Given instruction: Restate the whole listing exactly.

[Saved data entries]
++++

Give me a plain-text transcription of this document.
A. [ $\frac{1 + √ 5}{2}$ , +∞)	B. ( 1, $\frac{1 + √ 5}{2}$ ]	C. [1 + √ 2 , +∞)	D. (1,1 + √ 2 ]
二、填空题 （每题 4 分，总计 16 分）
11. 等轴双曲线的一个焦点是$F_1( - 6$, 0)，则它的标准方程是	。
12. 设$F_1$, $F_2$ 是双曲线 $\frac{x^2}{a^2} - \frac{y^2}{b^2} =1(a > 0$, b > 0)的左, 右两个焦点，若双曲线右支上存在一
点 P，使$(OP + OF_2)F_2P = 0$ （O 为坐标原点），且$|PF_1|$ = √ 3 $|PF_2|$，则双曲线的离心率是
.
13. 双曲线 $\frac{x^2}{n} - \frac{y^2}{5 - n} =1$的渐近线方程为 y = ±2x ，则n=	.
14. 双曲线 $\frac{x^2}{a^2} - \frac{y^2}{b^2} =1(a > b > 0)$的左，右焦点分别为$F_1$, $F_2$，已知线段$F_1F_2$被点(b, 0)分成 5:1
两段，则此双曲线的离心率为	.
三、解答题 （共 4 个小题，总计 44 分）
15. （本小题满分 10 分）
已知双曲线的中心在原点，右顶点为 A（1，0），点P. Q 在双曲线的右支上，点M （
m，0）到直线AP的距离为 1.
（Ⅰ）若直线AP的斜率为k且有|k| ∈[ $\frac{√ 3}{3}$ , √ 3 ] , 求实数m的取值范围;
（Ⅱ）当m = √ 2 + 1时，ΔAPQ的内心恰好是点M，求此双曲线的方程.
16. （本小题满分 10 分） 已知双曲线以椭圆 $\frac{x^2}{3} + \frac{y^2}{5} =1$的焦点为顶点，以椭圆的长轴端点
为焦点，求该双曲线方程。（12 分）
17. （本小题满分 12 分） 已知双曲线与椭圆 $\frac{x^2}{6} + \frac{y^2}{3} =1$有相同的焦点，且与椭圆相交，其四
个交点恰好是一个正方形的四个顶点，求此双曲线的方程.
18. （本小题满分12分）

++++

Answer to the exercise:
Give me a plain-text transcription of this document.
A. [ $\frac{1 + √ 5}{2}$ , +∞)	B. ( 1, $\frac{1 + √ 5}{2}$ ]	C. [1 + √ 2 , +∞)	D. (1,1 + √ 2 ]
二、填空题 （每题 4 分，总计 16 分）
11. 等轴双曲线的一个焦点是$F_1( - 6$, 0)，则它的标准方程是	。
12. 设$F_1$, $F_2$ 是双曲线 $\frac{x^2}{a^2} - \frac{y^2}{b^2} =1(a > 0$, b > 0)的左, 右两个焦点，若双曲线右支上存在一
点 P，使$(OP + OF_2)F_2P = 0$ （O 为坐标原点），且$|PF_1|$ = √ 3 $|PF_2|$，则双曲线的离心率是
.
13. 双曲线 $\frac{x^2}{n} - \frac{y^2}{5 - n} =1$的渐近线方程为 y = ±2x ，则n=	.
14. 双曲线 $\frac{x^2}{a^2} - \frac{y^2}{b^2} =1(a > b > 0)$的左，右焦点分别为$F_1$, $F_2$，已知线段$F_1F_2$被点(b, 0)分成 5:1
两段，则此双曲线的离心率为	.
三、解答题 （共 4 个小题，总计 44 分）
15. （本小题满分 10 分）
已知双曲线的中心在原点，右顶点为 A（1，0），点P. Q 在双曲线的右支上，点M （
m，0）到直线AP的距离为 1.
（Ⅰ）若直线AP的斜率为k且有|k| ∈[ $\frac{√ 3}{3}$ , √ 3 ] , 求实数m的取值范围;
（Ⅱ）当m = √ 2 + 1时，ΔAPQ的内心恰好是点M，求此双曲线的方程.
16. （本小题满分 10 分） 已知双曲线以椭圆 $\frac{x^2}{3} + \frac{y^2}{5} =1$的焦点为顶点，以椭圆的长轴端点
为焦点，求该双曲线方程。（12 分）
17. （本小题满分 12 分） 已知双曲线与椭圆 $\frac{x^2}{6} + \frac{y^2}{3} =1$有相同的焦点，且与椭圆相交，其四
个交点恰好是一个正方形的四个顶点，求此双曲线的方程.
18. （本小题满分12分）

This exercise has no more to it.